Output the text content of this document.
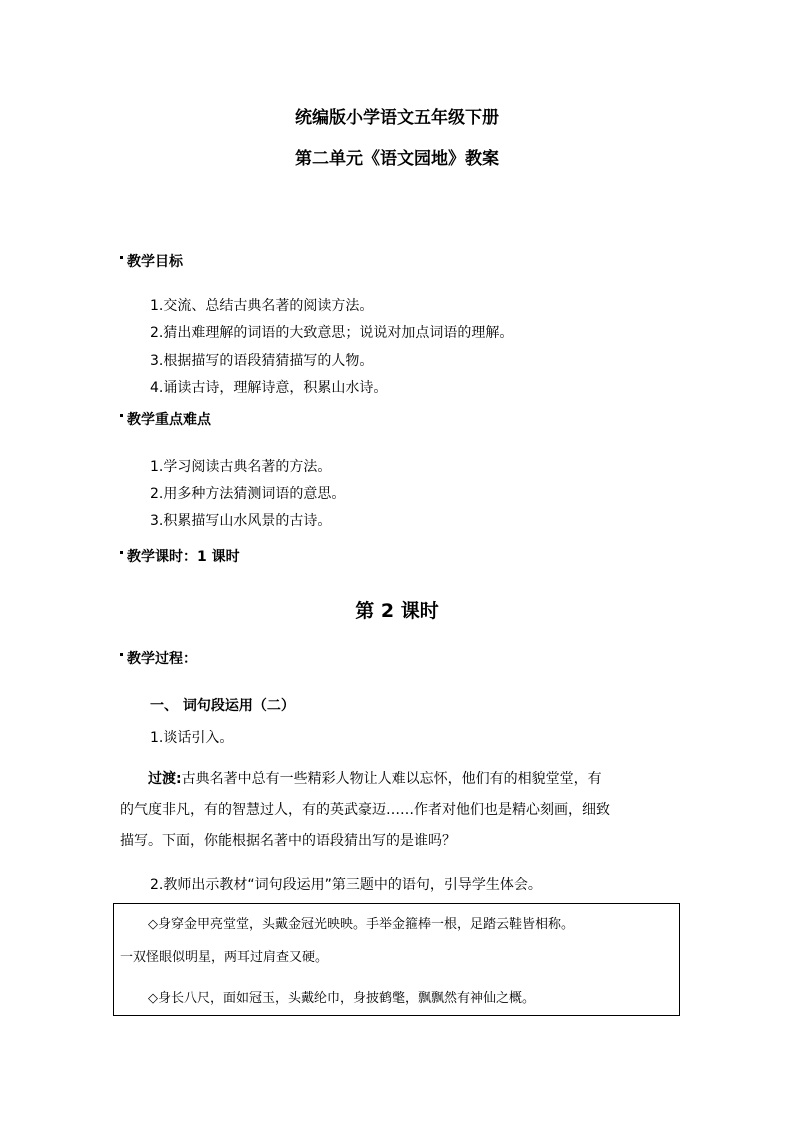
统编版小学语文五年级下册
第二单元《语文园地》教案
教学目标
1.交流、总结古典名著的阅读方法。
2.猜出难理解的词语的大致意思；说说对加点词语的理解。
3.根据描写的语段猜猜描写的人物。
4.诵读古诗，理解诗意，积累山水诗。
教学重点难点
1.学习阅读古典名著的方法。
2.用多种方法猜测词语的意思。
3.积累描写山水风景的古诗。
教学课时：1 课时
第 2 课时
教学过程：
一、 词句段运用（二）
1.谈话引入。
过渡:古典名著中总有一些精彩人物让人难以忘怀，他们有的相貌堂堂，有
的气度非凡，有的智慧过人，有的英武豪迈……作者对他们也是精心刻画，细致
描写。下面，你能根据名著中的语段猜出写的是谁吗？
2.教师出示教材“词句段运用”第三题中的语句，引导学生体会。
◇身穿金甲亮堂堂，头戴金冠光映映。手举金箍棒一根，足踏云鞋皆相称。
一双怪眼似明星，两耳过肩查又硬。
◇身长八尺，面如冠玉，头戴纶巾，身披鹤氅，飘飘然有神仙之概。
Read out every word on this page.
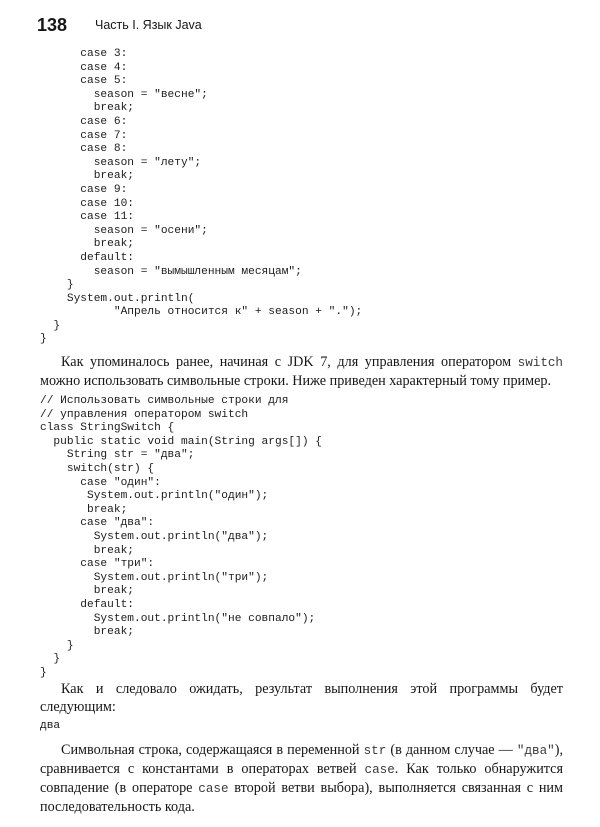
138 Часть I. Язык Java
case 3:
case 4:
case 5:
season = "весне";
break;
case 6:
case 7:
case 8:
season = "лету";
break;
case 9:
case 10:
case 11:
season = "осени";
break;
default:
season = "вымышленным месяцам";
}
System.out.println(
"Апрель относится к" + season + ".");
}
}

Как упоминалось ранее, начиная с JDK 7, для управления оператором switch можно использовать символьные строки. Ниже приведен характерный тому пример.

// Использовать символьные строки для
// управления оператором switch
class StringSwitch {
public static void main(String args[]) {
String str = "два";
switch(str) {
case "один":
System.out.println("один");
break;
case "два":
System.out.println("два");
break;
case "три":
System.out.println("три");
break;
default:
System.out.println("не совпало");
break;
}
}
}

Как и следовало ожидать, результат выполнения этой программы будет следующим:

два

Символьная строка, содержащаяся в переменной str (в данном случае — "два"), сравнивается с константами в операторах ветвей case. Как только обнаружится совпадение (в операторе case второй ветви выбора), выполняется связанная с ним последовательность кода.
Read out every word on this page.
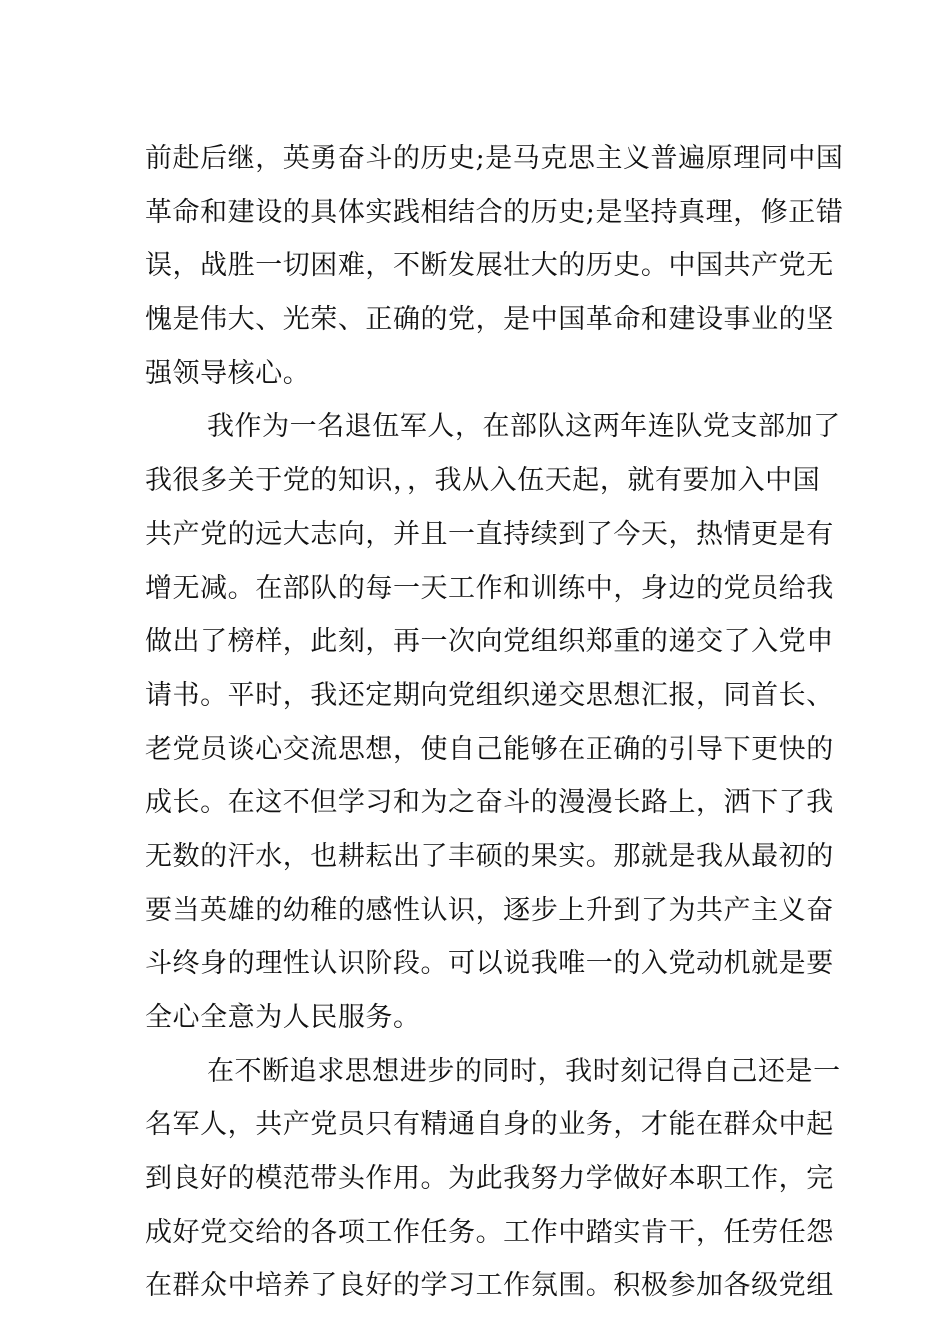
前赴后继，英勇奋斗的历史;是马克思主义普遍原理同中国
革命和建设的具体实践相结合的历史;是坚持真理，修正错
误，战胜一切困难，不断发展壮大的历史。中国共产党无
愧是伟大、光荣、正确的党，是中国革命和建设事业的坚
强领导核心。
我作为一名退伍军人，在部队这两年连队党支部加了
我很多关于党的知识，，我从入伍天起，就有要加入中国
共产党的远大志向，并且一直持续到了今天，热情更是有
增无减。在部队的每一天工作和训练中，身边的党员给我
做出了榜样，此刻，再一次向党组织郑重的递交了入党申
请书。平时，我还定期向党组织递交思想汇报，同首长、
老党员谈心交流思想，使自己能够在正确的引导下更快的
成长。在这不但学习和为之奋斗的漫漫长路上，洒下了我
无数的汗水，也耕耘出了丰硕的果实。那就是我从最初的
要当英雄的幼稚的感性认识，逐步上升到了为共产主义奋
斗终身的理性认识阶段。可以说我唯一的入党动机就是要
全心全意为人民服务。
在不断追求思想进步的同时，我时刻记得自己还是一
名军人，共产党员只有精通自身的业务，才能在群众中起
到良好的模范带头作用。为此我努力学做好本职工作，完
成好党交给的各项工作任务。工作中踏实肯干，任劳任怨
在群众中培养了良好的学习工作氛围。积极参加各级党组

□ □ □

> [Given task] Retype each entry precisely. Skip images entirely.

> [Written solution]
Output the text content of this document.
统编版小学语文五年级下册
第二单元《语文园地》教案
教学目标
1.交流、总结古典名著的阅读方法。
2.猜出难理解的词语的大致意思；说说对加点词语的理解。
3.根据描写的语段猜猜描写的人物。
4.诵读古诗，理解诗意，积累山水诗。
教学重点难点
1.学习阅读古典名著的方法。
2.用多种方法猜测词语的意思。
3.积累描写山水风景的古诗。
教学课时：1 课时
第 2 课时
教学过程：
一、 词句段运用（二）
1.谈话引入。
过渡:古典名著中总有一些精彩人物让人难以忘怀，他们有的相貌堂堂，有
的气度非凡，有的智慧过人，有的英武豪迈……作者对他们也是精心刻画，细致
描写。下面，你能根据名著中的语段猜出写的是谁吗？
2.教师出示教材“词句段运用”第三题中的语句，引导学生体会。
◇身穿金甲亮堂堂，头戴金冠光映映。手举金箍棒一根，足踏云鞋皆相称。
一双怪眼似明星，两耳过肩查又硬。
◇身长八尺，面如冠玉，头戴纶巾，身披鹤氅，飘飘然有神仙之概。
Read out every word on this page.
138 Часть I. Язык Java
case 3:
case 4:
case 5:
season = "весне";
break;
case 6:
case 7:
case 8:
season = "лету";
break;
case 9:
case 10:
case 11:
season = "осени";
break;
default:
season = "вымышленным месяцам";
}
System.out.println(
"Апрель относится к" + season + ".");
}
}

Как упоминалось ранее, начиная с JDK 7, для управления оператором switch можно использовать символьные строки. Ниже приведен характерный тому пример.

// Использовать символьные строки для
// управления оператором switch
class StringSwitch {
public static void main(String args[]) {
String str = "два";
switch(str) {
case "один":
System.out.println("один");
break;
case "два":
System.out.println("два");
break;
case "три":
System.out.println("три");
break;
default:
System.out.println("не совпало");
break;
}
}
}

Как и следовало ожидать, результат выполнения этой программы будет следующим:

два

Символьная строка, содержащаяся в переменной str (в данном случае — "два"), сравнивается с константами в операторах ветвей case. Как только обнаружится совпадение (в операторе case второй ветви выбора), выполняется связанная с ним последовательность кода.
Read out every word on this page.
前赴后继，英勇奋斗的历史;是马克思主义普遍原理同中国
革命和建设的具体实践相结合的历史;是坚持真理，修正错
误，战胜一切困难，不断发展壮大的历史。中国共产党无
愧是伟大、光荣、正确的党，是中国革命和建设事业的坚
强领导核心。
我作为一名退伍军人，在部队这两年连队党支部加了
我很多关于党的知识，，我从入伍天起，就有要加入中国
共产党的远大志向，并且一直持续到了今天，热情更是有
增无减。在部队的每一天工作和训练中，身边的党员给我
做出了榜样，此刻，再一次向党组织郑重的递交了入党申
请书。平时，我还定期向党组织递交思想汇报，同首长、
老党员谈心交流思想，使自己能够在正确的引导下更快的
成长。在这不但学习和为之奋斗的漫漫长路上，洒下了我
无数的汗水，也耕耘出了丰硕的果实。那就是我从最初的
要当英雄的幼稚的感性认识，逐步上升到了为共产主义奋
斗终身的理性认识阶段。可以说我唯一的入党动机就是要
全心全意为人民服务。
在不断追求思想进步的同时，我时刻记得自己还是一
名军人，共产党员只有精通自身的业务，才能在群众中起
到良好的模范带头作用。为此我努力学做好本职工作，完
成好党交给的各项工作任务。工作中踏实肯干，任劳任怨
在群众中培养了良好的学习工作氛围。积极参加各级党组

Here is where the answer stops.